Prompt: Pictures stay out of your copy, but everything else in the records below must be repeated exactly.
————
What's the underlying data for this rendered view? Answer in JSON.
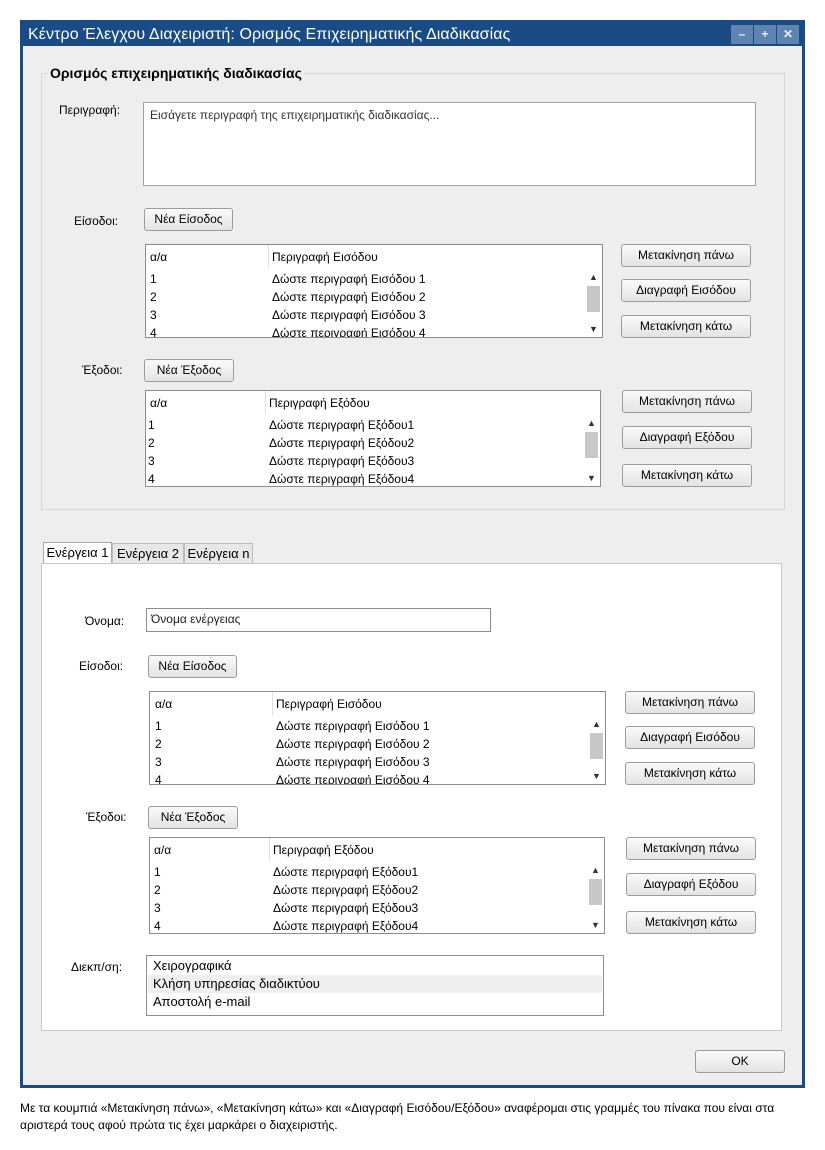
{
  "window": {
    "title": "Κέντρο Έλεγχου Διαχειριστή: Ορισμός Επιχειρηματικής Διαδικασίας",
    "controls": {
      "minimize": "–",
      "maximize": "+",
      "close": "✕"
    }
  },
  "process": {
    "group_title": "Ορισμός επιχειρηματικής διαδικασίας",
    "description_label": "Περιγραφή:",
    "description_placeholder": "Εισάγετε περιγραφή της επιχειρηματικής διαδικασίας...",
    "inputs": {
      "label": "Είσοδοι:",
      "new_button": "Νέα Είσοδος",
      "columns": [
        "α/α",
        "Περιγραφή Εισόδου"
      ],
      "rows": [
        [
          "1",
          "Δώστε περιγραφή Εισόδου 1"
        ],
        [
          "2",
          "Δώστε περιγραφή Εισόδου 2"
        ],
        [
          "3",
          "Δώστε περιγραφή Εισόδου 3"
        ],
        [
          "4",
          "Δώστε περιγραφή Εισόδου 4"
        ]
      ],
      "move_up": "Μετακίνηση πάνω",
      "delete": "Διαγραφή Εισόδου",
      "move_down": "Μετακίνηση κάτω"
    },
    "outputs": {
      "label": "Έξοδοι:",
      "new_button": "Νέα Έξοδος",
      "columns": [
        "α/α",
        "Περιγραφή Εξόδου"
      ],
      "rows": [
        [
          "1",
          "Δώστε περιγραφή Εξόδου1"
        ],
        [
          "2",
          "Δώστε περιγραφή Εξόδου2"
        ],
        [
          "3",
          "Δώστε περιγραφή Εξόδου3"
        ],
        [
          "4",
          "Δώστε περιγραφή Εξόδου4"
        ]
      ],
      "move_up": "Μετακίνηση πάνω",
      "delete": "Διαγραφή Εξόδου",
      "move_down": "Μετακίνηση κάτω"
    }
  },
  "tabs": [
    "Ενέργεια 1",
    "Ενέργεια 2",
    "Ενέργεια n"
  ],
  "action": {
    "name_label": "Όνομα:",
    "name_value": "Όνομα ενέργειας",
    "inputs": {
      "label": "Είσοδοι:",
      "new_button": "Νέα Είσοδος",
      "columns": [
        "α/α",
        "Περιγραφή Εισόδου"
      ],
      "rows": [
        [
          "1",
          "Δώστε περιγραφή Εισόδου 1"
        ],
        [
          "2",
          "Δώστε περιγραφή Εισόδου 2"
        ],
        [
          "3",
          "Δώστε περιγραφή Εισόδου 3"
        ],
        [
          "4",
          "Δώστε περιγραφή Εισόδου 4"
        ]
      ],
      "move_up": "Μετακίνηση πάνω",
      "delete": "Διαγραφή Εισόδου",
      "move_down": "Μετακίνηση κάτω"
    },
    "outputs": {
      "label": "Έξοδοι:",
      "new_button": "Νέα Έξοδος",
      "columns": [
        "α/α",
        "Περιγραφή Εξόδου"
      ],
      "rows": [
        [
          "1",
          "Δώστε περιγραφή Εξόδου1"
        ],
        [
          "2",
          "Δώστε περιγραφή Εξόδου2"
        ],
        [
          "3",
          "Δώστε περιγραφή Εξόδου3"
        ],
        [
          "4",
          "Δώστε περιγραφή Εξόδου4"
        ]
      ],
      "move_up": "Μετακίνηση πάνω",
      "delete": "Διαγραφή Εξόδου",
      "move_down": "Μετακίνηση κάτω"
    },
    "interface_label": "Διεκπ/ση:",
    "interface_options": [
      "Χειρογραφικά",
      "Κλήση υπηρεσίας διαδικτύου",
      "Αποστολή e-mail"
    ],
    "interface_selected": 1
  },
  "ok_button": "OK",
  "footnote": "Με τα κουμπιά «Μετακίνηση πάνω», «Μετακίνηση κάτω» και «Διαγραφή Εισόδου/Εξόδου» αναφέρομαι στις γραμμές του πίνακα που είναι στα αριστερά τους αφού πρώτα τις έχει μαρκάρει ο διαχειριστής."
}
————
Reply:
What's the underlying data for this rendered view? Answer in JSON.
{
  "window": {
    "title": "Κέντρο Έλεγχου Διαχειριστή: Ορισμός Επιχειρηματικής Διαδικασίας",
    "controls": {
      "minimize": "–",
      "maximize": "+",
      "close": "✕"
    }
  },
  "process": {
    "group_title": "Ορισμός επιχειρηματικής διαδικασίας",
    "description_label": "Περιγραφή:",
    "description_placeholder": "Εισάγετε περιγραφή της επιχειρηματικής διαδικασίας...",
    "inputs": {
      "label": "Είσοδοι:",
      "new_button": "Νέα Είσοδος",
      "columns": [
        "α/α",
        "Περιγραφή Εισόδου"
      ],
      "rows": [
        [
          "1",
          "Δώστε περιγραφή Εισόδου 1"
        ],
        [
          "2",
          "Δώστε περιγραφή Εισόδου 2"
        ],
        [
          "3",
          "Δώστε περιγραφή Εισόδου 3"
        ],
        [
          "4",
          "Δώστε περιγραφή Εισόδου 4"
        ]
      ],
      "move_up": "Μετακίνηση πάνω",
      "delete": "Διαγραφή Εισόδου",
      "move_down": "Μετακίνηση κάτω"
    },
    "outputs": {
      "label": "Έξοδοι:",
      "new_button": "Νέα Έξοδος",
      "columns": [
        "α/α",
        "Περιγραφή Εξόδου"
      ],
      "rows": [
        [
          "1",
          "Δώστε περιγραφή Εξόδου1"
        ],
        [
          "2",
          "Δώστε περιγραφή Εξόδου2"
        ],
        [
          "3",
          "Δώστε περιγραφή Εξόδου3"
        ],
        [
          "4",
          "Δώστε περιγραφή Εξόδου4"
        ]
      ],
      "move_up": "Μετακίνηση πάνω",
      "delete": "Διαγραφή Εξόδου",
      "move_down": "Μετακίνηση κάτω"
    }
  },
  "tabs": [
    "Ενέργεια 1",
    "Ενέργεια 2",
    "Ενέργεια n"
  ],
  "action": {
    "name_label": "Όνομα:",
    "name_value": "Όνομα ενέργειας",
    "inputs": {
      "label": "Είσοδοι:",
      "new_button": "Νέα Είσοδος",
      "columns": [
        "α/α",
        "Περιγραφή Εισόδου"
      ],
      "rows": [
        [
          "1",
          "Δώστε περιγραφή Εισόδου 1"
        ],
        [
          "2",
          "Δώστε περιγραφή Εισόδου 2"
        ],
        [
          "3",
          "Δώστε περιγραφή Εισόδου 3"
        ],
        [
          "4",
          "Δώστε περιγραφή Εισόδου 4"
        ]
      ],
      "move_up": "Μετακίνηση πάνω",
      "delete": "Διαγραφή Εισόδου",
      "move_down": "Μετακίνηση κάτω"
    },
    "outputs": {
      "label": "Έξοδοι:",
      "new_button": "Νέα Έξοδος",
      "columns": [
        "α/α",
        "Περιγραφή Εξόδου"
      ],
      "rows": [
        [
          "1",
          "Δώστε περιγραφή Εξόδου1"
        ],
        [
          "2",
          "Δώστε περιγραφή Εξόδου2"
        ],
        [
          "3",
          "Δώστε περιγραφή Εξόδου3"
        ],
        [
          "4",
          "Δώστε περιγραφή Εξόδου4"
        ]
      ],
      "move_up": "Μετακίνηση πάνω",
      "delete": "Διαγραφή Εξόδου",
      "move_down": "Μετακίνηση κάτω"
    },
    "interface_label": "Διεκπ/ση:",
    "interface_options": [
      "Χειρογραφικά",
      "Κλήση υπηρεσίας διαδικτύου",
      "Αποστολή e-mail"
    ],
    "interface_selected": 1
  },
  "ok_button": "OK",
  "footnote": "Με τα κουμπιά «Μετακίνηση πάνω», «Μετακίνηση κάτω» και «Διαγραφή Εισόδου/Εξόδου» αναφέρομαι στις γραμμές του πίνακα που είναι στα αριστερά τους αφού πρώτα τις έχει μαρκάρει ο διαχειριστής."
}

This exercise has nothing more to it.